Exercise task:
Entries follow. Set all of them down as they stand.

Data to use:
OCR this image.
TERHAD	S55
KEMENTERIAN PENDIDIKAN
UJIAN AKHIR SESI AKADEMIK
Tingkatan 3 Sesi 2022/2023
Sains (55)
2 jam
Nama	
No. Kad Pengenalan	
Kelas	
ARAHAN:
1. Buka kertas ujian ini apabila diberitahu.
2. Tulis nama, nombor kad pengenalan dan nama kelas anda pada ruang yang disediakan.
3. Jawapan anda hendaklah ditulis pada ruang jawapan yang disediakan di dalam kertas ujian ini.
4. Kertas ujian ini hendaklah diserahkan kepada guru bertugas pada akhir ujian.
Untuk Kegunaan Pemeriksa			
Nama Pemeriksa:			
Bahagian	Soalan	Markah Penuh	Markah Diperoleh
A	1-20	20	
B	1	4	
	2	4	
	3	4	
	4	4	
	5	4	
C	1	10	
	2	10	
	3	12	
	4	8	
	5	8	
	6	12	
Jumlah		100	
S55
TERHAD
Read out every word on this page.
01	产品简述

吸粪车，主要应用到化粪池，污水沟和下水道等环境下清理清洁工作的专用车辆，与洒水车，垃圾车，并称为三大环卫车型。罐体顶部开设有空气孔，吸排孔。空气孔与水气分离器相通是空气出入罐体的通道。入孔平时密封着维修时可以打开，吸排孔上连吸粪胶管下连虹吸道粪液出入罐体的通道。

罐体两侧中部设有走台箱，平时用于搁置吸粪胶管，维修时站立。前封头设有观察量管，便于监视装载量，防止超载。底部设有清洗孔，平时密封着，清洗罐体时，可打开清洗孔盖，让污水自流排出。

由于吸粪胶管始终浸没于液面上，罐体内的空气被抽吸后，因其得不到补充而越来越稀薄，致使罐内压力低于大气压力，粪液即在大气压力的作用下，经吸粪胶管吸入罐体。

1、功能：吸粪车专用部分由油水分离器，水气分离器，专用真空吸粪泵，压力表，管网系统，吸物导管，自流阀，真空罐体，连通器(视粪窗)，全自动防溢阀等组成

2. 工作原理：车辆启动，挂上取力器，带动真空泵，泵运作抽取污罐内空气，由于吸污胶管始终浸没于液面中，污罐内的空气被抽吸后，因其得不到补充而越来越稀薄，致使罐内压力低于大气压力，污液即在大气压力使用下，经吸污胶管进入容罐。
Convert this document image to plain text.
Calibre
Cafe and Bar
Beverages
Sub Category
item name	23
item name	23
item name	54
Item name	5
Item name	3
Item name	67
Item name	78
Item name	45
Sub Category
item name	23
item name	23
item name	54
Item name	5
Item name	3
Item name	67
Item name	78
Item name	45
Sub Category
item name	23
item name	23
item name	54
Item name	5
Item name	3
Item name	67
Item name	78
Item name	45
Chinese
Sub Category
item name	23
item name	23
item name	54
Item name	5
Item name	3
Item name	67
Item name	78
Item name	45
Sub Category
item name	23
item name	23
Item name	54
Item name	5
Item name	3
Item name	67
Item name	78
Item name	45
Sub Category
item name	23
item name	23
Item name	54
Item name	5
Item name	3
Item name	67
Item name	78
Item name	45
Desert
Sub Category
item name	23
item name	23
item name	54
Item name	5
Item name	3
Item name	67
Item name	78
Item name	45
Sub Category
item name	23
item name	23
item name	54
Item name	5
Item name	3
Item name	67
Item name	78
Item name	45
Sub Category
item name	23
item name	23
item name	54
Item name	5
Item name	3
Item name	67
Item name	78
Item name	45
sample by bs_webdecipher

Output of the task:
OCR this image.
TERHAD	S55
KEMENTERIAN PENDIDIKAN
UJIAN AKHIR SESI AKADEMIK
Tingkatan 3 Sesi 2022/2023
Sains (55)
2 jam
Nama	
No. Kad Pengenalan	
Kelas	
ARAHAN:
1. Buka kertas ujian ini apabila diberitahu.
2. Tulis nama, nombor kad pengenalan dan nama kelas anda pada ruang yang disediakan.
3. Jawapan anda hendaklah ditulis pada ruang jawapan yang disediakan di dalam kertas ujian ini.
4. Kertas ujian ini hendaklah diserahkan kepada guru bertugas pada akhir ujian.
Untuk Kegunaan Pemeriksa			
Nama Pemeriksa:			
Bahagian	Soalan	Markah Penuh	Markah Diperoleh
A	1-20	20	
B	1	4	
	2	4	
	3	4	
	4	4	
	5	4	
C	1	10	
	2	10	
	3	12	
	4	8	
	5	8	
	6	12	
Jumlah		100	
S55
TERHAD
Read out every word on this page.
01	产品简述

吸粪车，主要应用到化粪池，污水沟和下水道等环境下清理清洁工作的专用车辆，与洒水车，垃圾车，并称为三大环卫车型。罐体顶部开设有空气孔，吸排孔。空气孔与水气分离器相通是空气出入罐体的通道。入孔平时密封着维修时可以打开，吸排孔上连吸粪胶管下连虹吸道粪液出入罐体的通道。

罐体两侧中部设有走台箱，平时用于搁置吸粪胶管，维修时站立。前封头设有观察量管，便于监视装载量，防止超载。底部设有清洗孔，平时密封着，清洗罐体时，可打开清洗孔盖，让污水自流排出。

由于吸粪胶管始终浸没于液面上，罐体内的空气被抽吸后，因其得不到补充而越来越稀薄，致使罐内压力低于大气压力，粪液即在大气压力的作用下，经吸粪胶管吸入罐体。

1、功能：吸粪车专用部分由油水分离器，水气分离器，专用真空吸粪泵，压力表，管网系统，吸物导管，自流阀，真空罐体，连通器(视粪窗)，全自动防溢阀等组成

2. 工作原理：车辆启动，挂上取力器，带动真空泵，泵运作抽取污罐内空气，由于吸污胶管始终浸没于液面中，污罐内的空气被抽吸后，因其得不到补充而越来越稀薄，致使罐内压力低于大气压力，污液即在大气压力使用下，经吸污胶管进入容罐。
Convert this document image to plain text.
Calibre
Cafe and Bar
Beverages
Sub Category
item name	23
item name	23
item name	54
Item name	5
Item name	3
Item name	67
Item name	78
Item name	45
Sub Category
item name	23
item name	23
item name	54
Item name	5
Item name	3
Item name	67
Item name	78
Item name	45
Sub Category
item name	23
item name	23
item name	54
Item name	5
Item name	3
Item name	67
Item name	78
Item name	45
Chinese
Sub Category
item name	23
item name	23
item name	54
Item name	5
Item name	3
Item name	67
Item name	78
Item name	45
Sub Category
item name	23
item name	23
Item name	54
Item name	5
Item name	3
Item name	67
Item name	78
Item name	45
Sub Category
item name	23
item name	23
Item name	54
Item name	5
Item name	3
Item name	67
Item name	78
Item name	45
Desert
Sub Category
item name	23
item name	23
item name	54
Item name	5
Item name	3
Item name	67
Item name	78
Item name	45
Sub Category
item name	23
item name	23
item name	54
Item name	5
Item name	3
Item name	67
Item name	78
Item name	45
Sub Category
item name	23
item name	23
item name	54
Item name	5
Item name	3
Item name	67
Item name	78
Item name	45
sample by bs_webdecipher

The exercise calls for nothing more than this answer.